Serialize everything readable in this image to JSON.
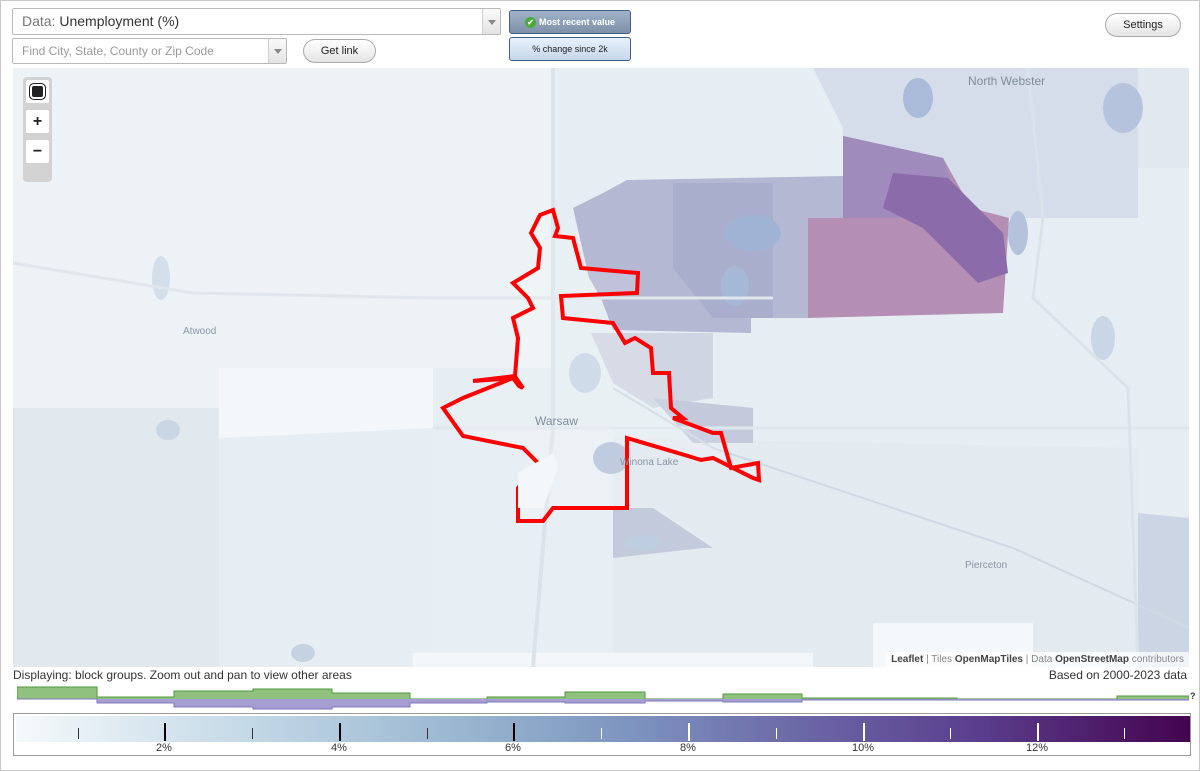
{
  "controls": {
    "data_label": "Data:",
    "data_value": "Unemployment (%)",
    "search_placeholder": "Find City, State, County or Zip Code",
    "get_link": "Get link",
    "mode_recent": "Most recent value",
    "mode_change": "% change since 2k",
    "settings": "Settings"
  },
  "map": {
    "places": {
      "north_webster": "North Webster",
      "atwood": "Atwood",
      "warsaw": "Warsaw",
      "winona_lake": "Winona Lake",
      "pierceton": "Pierceton"
    },
    "attribution": {
      "leaflet": "Leaflet",
      "tiles_prefix": "| Tiles",
      "openmaptiles": "OpenMapTiles",
      "data_prefix": "| Data",
      "osm": "OpenStreetMap",
      "contributors": "contributors"
    },
    "zoom": {
      "fit": "fit-bounds-icon",
      "in": "+",
      "out": "−"
    },
    "colors": {
      "highlight_outline": "#ff0000",
      "scale_low": "#f5f9fb",
      "scale_high": "#45034f"
    }
  },
  "footer": {
    "display_note": "Displaying: block groups. Zoom out and pan to view other areas",
    "data_years": "Based on 2000-2023 data",
    "help": "?"
  },
  "legend": {
    "tick_labels": [
      "2%",
      "4%",
      "6%",
      "8%",
      "10%",
      "12%"
    ]
  }
}
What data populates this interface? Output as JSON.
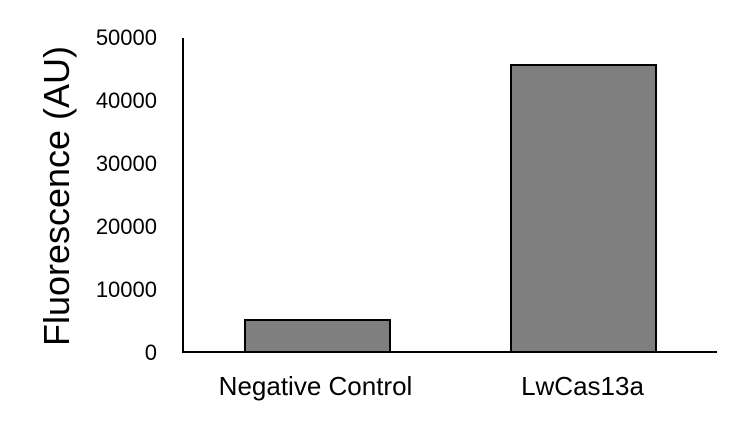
{
  "chart_data": {
    "type": "bar",
    "title": "",
    "xlabel": "",
    "ylabel": "Fluorescence (AU)",
    "categories": [
      "Negative Control",
      "LwCas13a"
    ],
    "values": [
      5100,
      45800
    ],
    "ylim": [
      0,
      50000
    ],
    "yticks": [
      0,
      10000,
      20000,
      30000,
      40000,
      50000
    ],
    "grid": false,
    "legend_position": "none",
    "bar_fill_color": "#7F7F7F",
    "bar_border_color": "#000000",
    "axis_color": "#000000",
    "text_color": "#000000",
    "background_color": "#FFFFFF"
  }
}
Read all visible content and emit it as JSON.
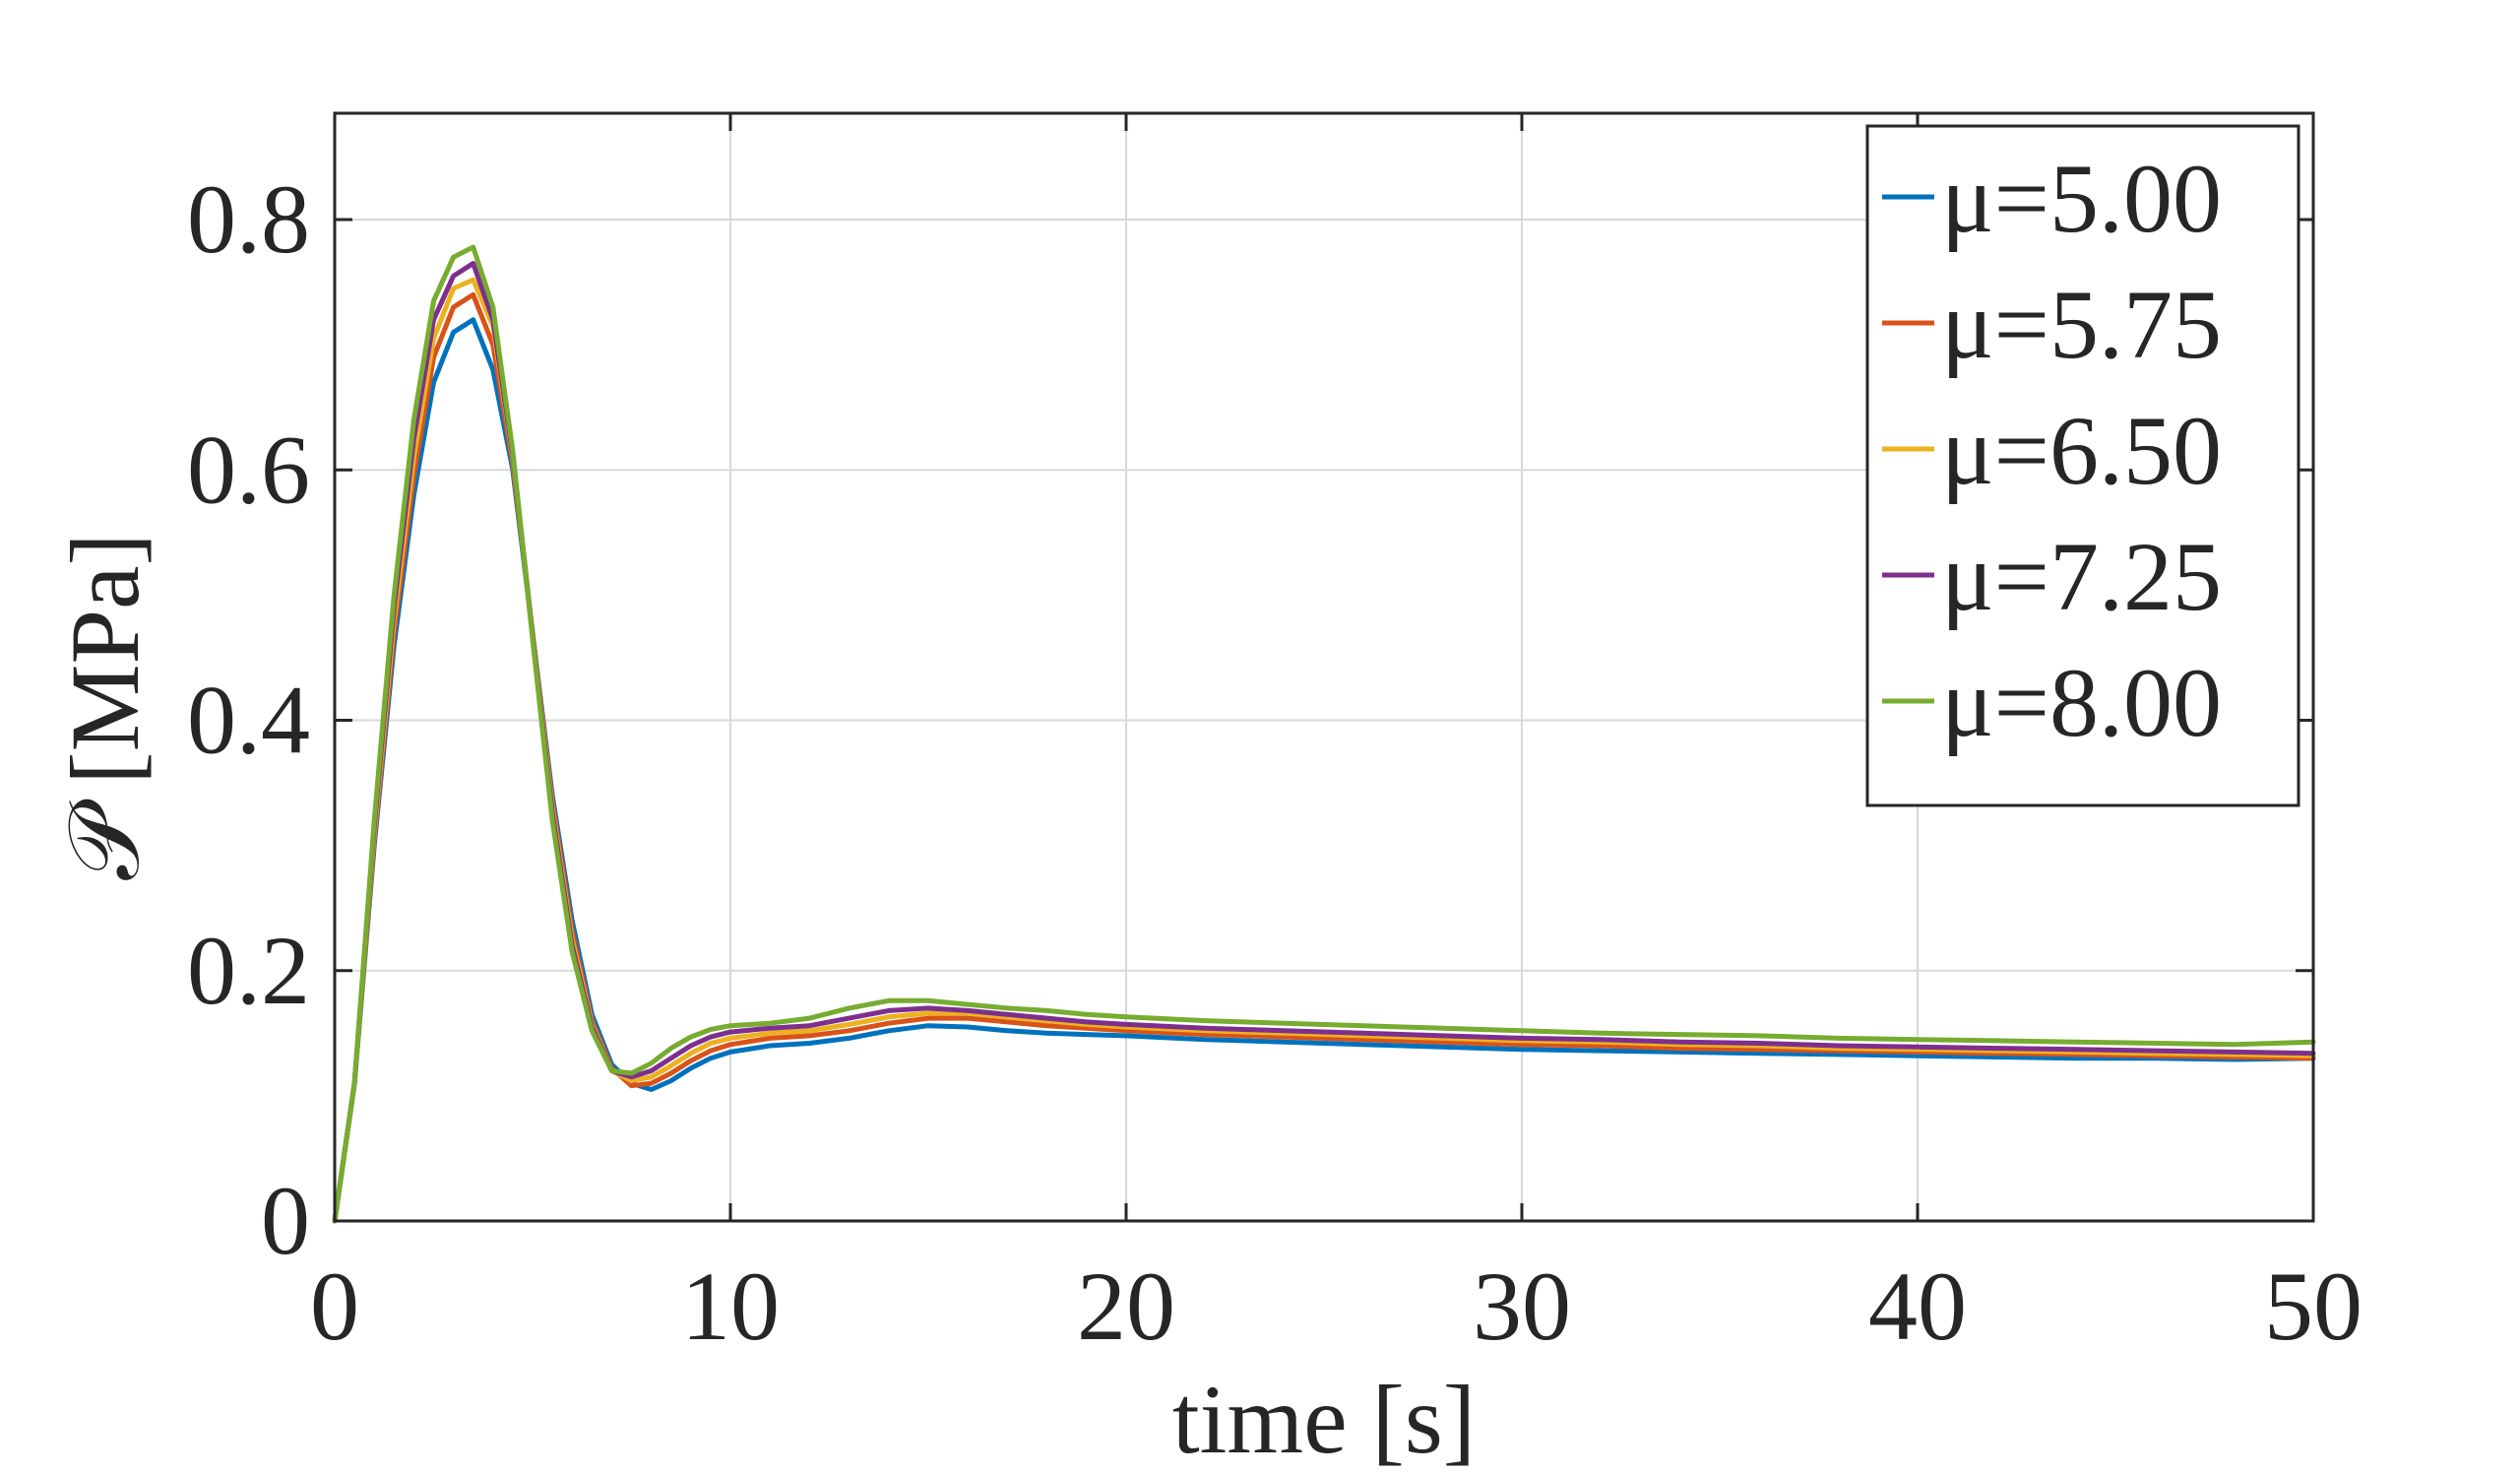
{
  "chart_data": {
    "type": "line",
    "xlabel": "time [s]",
    "ylabel": "𝒫 [MPa]",
    "xlim": [
      0,
      50
    ],
    "ylim": [
      0,
      0.885
    ],
    "xticks": [
      0,
      10,
      20,
      30,
      40,
      50
    ],
    "xtick_labels": [
      "0",
      "10",
      "20",
      "30",
      "40",
      "50"
    ],
    "yticks": [
      0,
      0.2,
      0.4,
      0.6,
      0.8
    ],
    "ytick_labels": [
      "0",
      "0.2",
      "0.4",
      "0.6",
      "0.8"
    ],
    "grid": true,
    "legend_position": "top-right",
    "x": [
      0,
      0.5,
      1,
      1.5,
      2,
      2.5,
      3,
      3.5,
      4,
      4.5,
      5,
      5.5,
      6,
      6.5,
      7,
      7.5,
      8,
      8.5,
      9,
      9.5,
      10,
      11,
      12,
      13,
      14,
      15,
      16,
      17,
      18,
      19,
      20,
      22,
      24,
      26,
      28,
      30,
      32,
      34,
      36,
      38,
      40,
      42,
      44,
      46,
      48,
      50
    ],
    "series": [
      {
        "name": "μ=5.00",
        "color": "#0072BD",
        "values": [
          0,
          0.11,
          0.3,
          0.46,
          0.58,
          0.67,
          0.71,
          0.72,
          0.68,
          0.6,
          0.47,
          0.34,
          0.24,
          0.165,
          0.125,
          0.11,
          0.105,
          0.112,
          0.122,
          0.13,
          0.135,
          0.14,
          0.142,
          0.146,
          0.152,
          0.156,
          0.155,
          0.152,
          0.15,
          0.149,
          0.148,
          0.145,
          0.143,
          0.141,
          0.139,
          0.137,
          0.136,
          0.135,
          0.134,
          0.133,
          0.132,
          0.131,
          0.13,
          0.13,
          0.129,
          0.13
        ]
      },
      {
        "name": "μ=5.75",
        "color": "#D95319",
        "values": [
          0,
          0.11,
          0.305,
          0.47,
          0.595,
          0.69,
          0.73,
          0.74,
          0.7,
          0.605,
          0.47,
          0.335,
          0.232,
          0.16,
          0.122,
          0.108,
          0.11,
          0.118,
          0.128,
          0.136,
          0.141,
          0.146,
          0.148,
          0.152,
          0.158,
          0.162,
          0.162,
          0.159,
          0.156,
          0.154,
          0.152,
          0.149,
          0.147,
          0.145,
          0.143,
          0.141,
          0.14,
          0.138,
          0.137,
          0.136,
          0.135,
          0.134,
          0.133,
          0.132,
          0.131,
          0.13
        ]
      },
      {
        "name": "μ=6.50",
        "color": "#EDB120",
        "values": [
          0,
          0.11,
          0.31,
          0.48,
          0.61,
          0.705,
          0.745,
          0.752,
          0.715,
          0.61,
          0.47,
          0.33,
          0.225,
          0.157,
          0.12,
          0.112,
          0.115,
          0.124,
          0.134,
          0.142,
          0.146,
          0.15,
          0.152,
          0.157,
          0.163,
          0.166,
          0.166,
          0.163,
          0.16,
          0.157,
          0.155,
          0.152,
          0.15,
          0.148,
          0.146,
          0.144,
          0.143,
          0.141,
          0.14,
          0.138,
          0.137,
          0.136,
          0.135,
          0.134,
          0.133,
          0.132
        ]
      },
      {
        "name": "μ=7.25",
        "color": "#7E2F8E",
        "values": [
          0,
          0.11,
          0.315,
          0.49,
          0.625,
          0.72,
          0.755,
          0.765,
          0.72,
          0.612,
          0.468,
          0.326,
          0.22,
          0.155,
          0.12,
          0.115,
          0.12,
          0.13,
          0.14,
          0.147,
          0.151,
          0.154,
          0.156,
          0.162,
          0.168,
          0.17,
          0.168,
          0.165,
          0.162,
          0.159,
          0.157,
          0.154,
          0.152,
          0.15,
          0.148,
          0.146,
          0.145,
          0.143,
          0.142,
          0.14,
          0.139,
          0.138,
          0.137,
          0.136,
          0.135,
          0.134
        ]
      },
      {
        "name": "μ=8.00",
        "color": "#77AC30",
        "values": [
          0,
          0.11,
          0.32,
          0.5,
          0.64,
          0.735,
          0.77,
          0.778,
          0.73,
          0.615,
          0.465,
          0.32,
          0.215,
          0.152,
          0.12,
          0.118,
          0.126,
          0.138,
          0.147,
          0.153,
          0.156,
          0.158,
          0.162,
          0.17,
          0.176,
          0.176,
          0.173,
          0.17,
          0.168,
          0.165,
          0.163,
          0.16,
          0.158,
          0.156,
          0.154,
          0.152,
          0.15,
          0.149,
          0.148,
          0.146,
          0.145,
          0.144,
          0.143,
          0.142,
          0.141,
          0.143
        ]
      }
    ]
  }
}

- **AIM**
Without the images, write out each line of the data verbatim.

- **EXERCISE OUTPUT**
Serialize everything readable in this image to JSON.
{
  "controls": {
    "data_label": "Data:",
    "data_value": "Unemployment (%)",
    "search_placeholder": "Find City, State, County or Zip Code",
    "get_link": "Get link",
    "mode_recent": "Most recent value",
    "mode_change": "% change since 2k",
    "settings": "Settings"
  },
  "map": {
    "places": {
      "north_webster": "North Webster",
      "atwood": "Atwood",
      "warsaw": "Warsaw",
      "winona_lake": "Winona Lake",
      "pierceton": "Pierceton"
    },
    "attribution": {
      "leaflet": "Leaflet",
      "tiles_prefix": "| Tiles",
      "openmaptiles": "OpenMapTiles",
      "data_prefix": "| Data",
      "osm": "OpenStreetMap",
      "contributors": "contributors"
    },
    "zoom": {
      "fit": "fit-bounds-icon",
      "in": "+",
      "out": "−"
    },
    "colors": {
      "highlight_outline": "#ff0000",
      "scale_low": "#f5f9fb",
      "scale_high": "#45034f"
    }
  },
  "footer": {
    "display_note": "Displaying: block groups. Zoom out and pan to view other areas",
    "data_years": "Based on 2000-2023 data",
    "help": "?"
  },
  "legend": {
    "tick_labels": [
      "2%",
      "4%",
      "6%",
      "8%",
      "10%",
      "12%"
    ]
  }
}
What data populates this interface? Output as JSON.
{
  "chart_data": {
    "type": "bar",
    "title": "",
    "xlabel": "",
    "ylabel": "Fluorescence (AU)",
    "categories": [
      "Negative Control",
      "LwCas13a"
    ],
    "values": [
      5100,
      45800
    ],
    "ylim": [
      0,
      50000
    ],
    "yticks": [
      0,
      10000,
      20000,
      30000,
      40000,
      50000
    ],
    "grid": false,
    "legend_position": "none",
    "bar_fill_color": "#7F7F7F",
    "bar_border_color": "#000000",
    "axis_color": "#000000",
    "text_color": "#000000",
    "background_color": "#FFFFFF"
  }
}
Read all visible content and emit it as JSON.
{
  "chart_data": {
    "type": "line",
    "xlabel": "time [s]",
    "ylabel": "𝒫 [MPa]",
    "xlim": [
      0,
      50
    ],
    "ylim": [
      0,
      0.885
    ],
    "xticks": [
      0,
      10,
      20,
      30,
      40,
      50
    ],
    "xtick_labels": [
      "0",
      "10",
      "20",
      "30",
      "40",
      "50"
    ],
    "yticks": [
      0,
      0.2,
      0.4,
      0.6,
      0.8
    ],
    "ytick_labels": [
      "0",
      "0.2",
      "0.4",
      "0.6",
      "0.8"
    ],
    "grid": true,
    "legend_position": "top-right",
    "x": [
      0,
      0.5,
      1,
      1.5,
      2,
      2.5,
      3,
      3.5,
      4,
      4.5,
      5,
      5.5,
      6,
      6.5,
      7,
      7.5,
      8,
      8.5,
      9,
      9.5,
      10,
      11,
      12,
      13,
      14,
      15,
      16,
      17,
      18,
      19,
      20,
      22,
      24,
      26,
      28,
      30,
      32,
      34,
      36,
      38,
      40,
      42,
      44,
      46,
      48,
      50
    ],
    "series": [
      {
        "name": "μ=5.00",
        "color": "#0072BD",
        "values": [
          0,
          0.11,
          0.3,
          0.46,
          0.58,
          0.67,
          0.71,
          0.72,
          0.68,
          0.6,
          0.47,
          0.34,
          0.24,
          0.165,
          0.125,
          0.11,
          0.105,
          0.112,
          0.122,
          0.13,
          0.135,
          0.14,
          0.142,
          0.146,
          0.152,
          0.156,
          0.155,
          0.152,
          0.15,
          0.149,
          0.148,
          0.145,
          0.143,
          0.141,
          0.139,
          0.137,
          0.136,
          0.135,
          0.134,
          0.133,
          0.132,
          0.131,
          0.13,
          0.13,
          0.129,
          0.13
        ]
      },
      {
        "name": "μ=5.75",
        "color": "#D95319",
        "values": [
          0,
          0.11,
          0.305,
          0.47,
          0.595,
          0.69,
          0.73,
          0.74,
          0.7,
          0.605,
          0.47,
          0.335,
          0.232,
          0.16,
          0.122,
          0.108,
          0.11,
          0.118,
          0.128,
          0.136,
          0.141,
          0.146,
          0.148,
          0.152,
          0.158,
          0.162,
          0.162,
          0.159,
          0.156,
          0.154,
          0.152,
          0.149,
          0.147,
          0.145,
          0.143,
          0.141,
          0.14,
          0.138,
          0.137,
          0.136,
          0.135,
          0.134,
          0.133,
          0.132,
          0.131,
          0.13
        ]
      },
      {
        "name": "μ=6.50",
        "color": "#EDB120",
        "values": [
          0,
          0.11,
          0.31,
          0.48,
          0.61,
          0.705,
          0.745,
          0.752,
          0.715,
          0.61,
          0.47,
          0.33,
          0.225,
          0.157,
          0.12,
          0.112,
          0.115,
          0.124,
          0.134,
          0.142,
          0.146,
          0.15,
          0.152,
          0.157,
          0.163,
          0.166,
          0.166,
          0.163,
          0.16,
          0.157,
          0.155,
          0.152,
          0.15,
          0.148,
          0.146,
          0.144,
          0.143,
          0.141,
          0.14,
          0.138,
          0.137,
          0.136,
          0.135,
          0.134,
          0.133,
          0.132
        ]
      },
      {
        "name": "μ=7.25",
        "color": "#7E2F8E",
        "values": [
          0,
          0.11,
          0.315,
          0.49,
          0.625,
          0.72,
          0.755,
          0.765,
          0.72,
          0.612,
          0.468,
          0.326,
          0.22,
          0.155,
          0.12,
          0.115,
          0.12,
          0.13,
          0.14,
          0.147,
          0.151,
          0.154,
          0.156,
          0.162,
          0.168,
          0.17,
          0.168,
          0.165,
          0.162,
          0.159,
          0.157,
          0.154,
          0.152,
          0.15,
          0.148,
          0.146,
          0.145,
          0.143,
          0.142,
          0.14,
          0.139,
          0.138,
          0.137,
          0.136,
          0.135,
          0.134
        ]
      },
      {
        "name": "μ=8.00",
        "color": "#77AC30",
        "values": [
          0,
          0.11,
          0.32,
          0.5,
          0.64,
          0.735,
          0.77,
          0.778,
          0.73,
          0.615,
          0.465,
          0.32,
          0.215,
          0.152,
          0.12,
          0.118,
          0.126,
          0.138,
          0.147,
          0.153,
          0.156,
          0.158,
          0.162,
          0.17,
          0.176,
          0.176,
          0.173,
          0.17,
          0.168,
          0.165,
          0.163,
          0.16,
          0.158,
          0.156,
          0.154,
          0.152,
          0.15,
          0.149,
          0.148,
          0.146,
          0.145,
          0.144,
          0.143,
          0.142,
          0.141,
          0.143
        ]
      }
    ]
  }
}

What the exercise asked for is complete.